The data below needs to be returned exactly, line for line.
___ Data ___
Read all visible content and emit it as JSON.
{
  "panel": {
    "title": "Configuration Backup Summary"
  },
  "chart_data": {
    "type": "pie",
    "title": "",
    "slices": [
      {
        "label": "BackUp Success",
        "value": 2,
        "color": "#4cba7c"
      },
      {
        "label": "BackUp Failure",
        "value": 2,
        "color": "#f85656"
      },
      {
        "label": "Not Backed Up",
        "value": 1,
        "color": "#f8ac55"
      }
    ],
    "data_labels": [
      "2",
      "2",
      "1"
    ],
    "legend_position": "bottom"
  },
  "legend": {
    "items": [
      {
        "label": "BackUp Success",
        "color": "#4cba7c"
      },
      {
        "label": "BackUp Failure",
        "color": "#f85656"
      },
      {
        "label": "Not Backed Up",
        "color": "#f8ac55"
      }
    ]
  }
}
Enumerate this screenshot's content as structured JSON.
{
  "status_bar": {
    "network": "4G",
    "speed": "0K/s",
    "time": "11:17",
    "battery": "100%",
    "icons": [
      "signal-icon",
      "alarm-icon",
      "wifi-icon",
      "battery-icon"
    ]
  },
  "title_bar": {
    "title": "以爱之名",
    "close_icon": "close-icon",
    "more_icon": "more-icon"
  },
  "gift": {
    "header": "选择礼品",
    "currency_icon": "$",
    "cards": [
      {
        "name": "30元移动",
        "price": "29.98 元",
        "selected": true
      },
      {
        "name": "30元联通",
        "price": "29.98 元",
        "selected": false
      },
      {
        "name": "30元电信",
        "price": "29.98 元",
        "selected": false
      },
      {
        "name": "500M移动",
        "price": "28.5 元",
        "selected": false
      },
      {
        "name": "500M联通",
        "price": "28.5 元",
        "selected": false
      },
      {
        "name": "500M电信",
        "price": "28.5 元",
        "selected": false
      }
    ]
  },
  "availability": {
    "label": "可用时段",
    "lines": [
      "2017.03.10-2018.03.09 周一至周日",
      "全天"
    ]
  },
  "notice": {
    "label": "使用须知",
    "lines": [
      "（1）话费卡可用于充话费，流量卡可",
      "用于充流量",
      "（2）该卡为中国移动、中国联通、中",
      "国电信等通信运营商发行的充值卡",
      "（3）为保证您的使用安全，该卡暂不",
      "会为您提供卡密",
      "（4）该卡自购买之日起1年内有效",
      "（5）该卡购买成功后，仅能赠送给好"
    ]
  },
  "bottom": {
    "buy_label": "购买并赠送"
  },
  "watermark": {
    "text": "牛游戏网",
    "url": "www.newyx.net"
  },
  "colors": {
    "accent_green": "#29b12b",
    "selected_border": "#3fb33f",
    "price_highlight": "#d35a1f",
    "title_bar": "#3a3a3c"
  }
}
___
> _Complete output_:
Read all visible content and emit it as JSON.
{
  "panel": {
    "title": "Configuration Backup Summary"
  },
  "chart_data": {
    "type": "pie",
    "title": "",
    "slices": [
      {
        "label": "BackUp Success",
        "value": 2,
        "color": "#4cba7c"
      },
      {
        "label": "BackUp Failure",
        "value": 2,
        "color": "#f85656"
      },
      {
        "label": "Not Backed Up",
        "value": 1,
        "color": "#f8ac55"
      }
    ],
    "data_labels": [
      "2",
      "2",
      "1"
    ],
    "legend_position": "bottom"
  },
  "legend": {
    "items": [
      {
        "label": "BackUp Success",
        "color": "#4cba7c"
      },
      {
        "label": "BackUp Failure",
        "color": "#f85656"
      },
      {
        "label": "Not Backed Up",
        "color": "#f8ac55"
      }
    ]
  }
}
Enumerate this screenshot's content as structured JSON.
{
  "status_bar": {
    "network": "4G",
    "speed": "0K/s",
    "time": "11:17",
    "battery": "100%",
    "icons": [
      "signal-icon",
      "alarm-icon",
      "wifi-icon",
      "battery-icon"
    ]
  },
  "title_bar": {
    "title": "以爱之名",
    "close_icon": "close-icon",
    "more_icon": "more-icon"
  },
  "gift": {
    "header": "选择礼品",
    "currency_icon": "$",
    "cards": [
      {
        "name": "30元移动",
        "price": "29.98 元",
        "selected": true
      },
      {
        "name": "30元联通",
        "price": "29.98 元",
        "selected": false
      },
      {
        "name": "30元电信",
        "price": "29.98 元",
        "selected": false
      },
      {
        "name": "500M移动",
        "price": "28.5 元",
        "selected": false
      },
      {
        "name": "500M联通",
        "price": "28.5 元",
        "selected": false
      },
      {
        "name": "500M电信",
        "price": "28.5 元",
        "selected": false
      }
    ]
  },
  "availability": {
    "label": "可用时段",
    "lines": [
      "2017.03.10-2018.03.09 周一至周日",
      "全天"
    ]
  },
  "notice": {
    "label": "使用须知",
    "lines": [
      "（1）话费卡可用于充话费，流量卡可",
      "用于充流量",
      "（2）该卡为中国移动、中国联通、中",
      "国电信等通信运营商发行的充值卡",
      "（3）为保证您的使用安全，该卡暂不",
      "会为您提供卡密",
      "（4）该卡自购买之日起1年内有效",
      "（5）该卡购买成功后，仅能赠送给好"
    ]
  },
  "bottom": {
    "buy_label": "购买并赠送"
  },
  "watermark": {
    "text": "牛游戏网",
    "url": "www.newyx.net"
  },
  "colors": {
    "accent_green": "#29b12b",
    "selected_border": "#3fb33f",
    "price_highlight": "#d35a1f",
    "title_bar": "#3a3a3c"
  }
}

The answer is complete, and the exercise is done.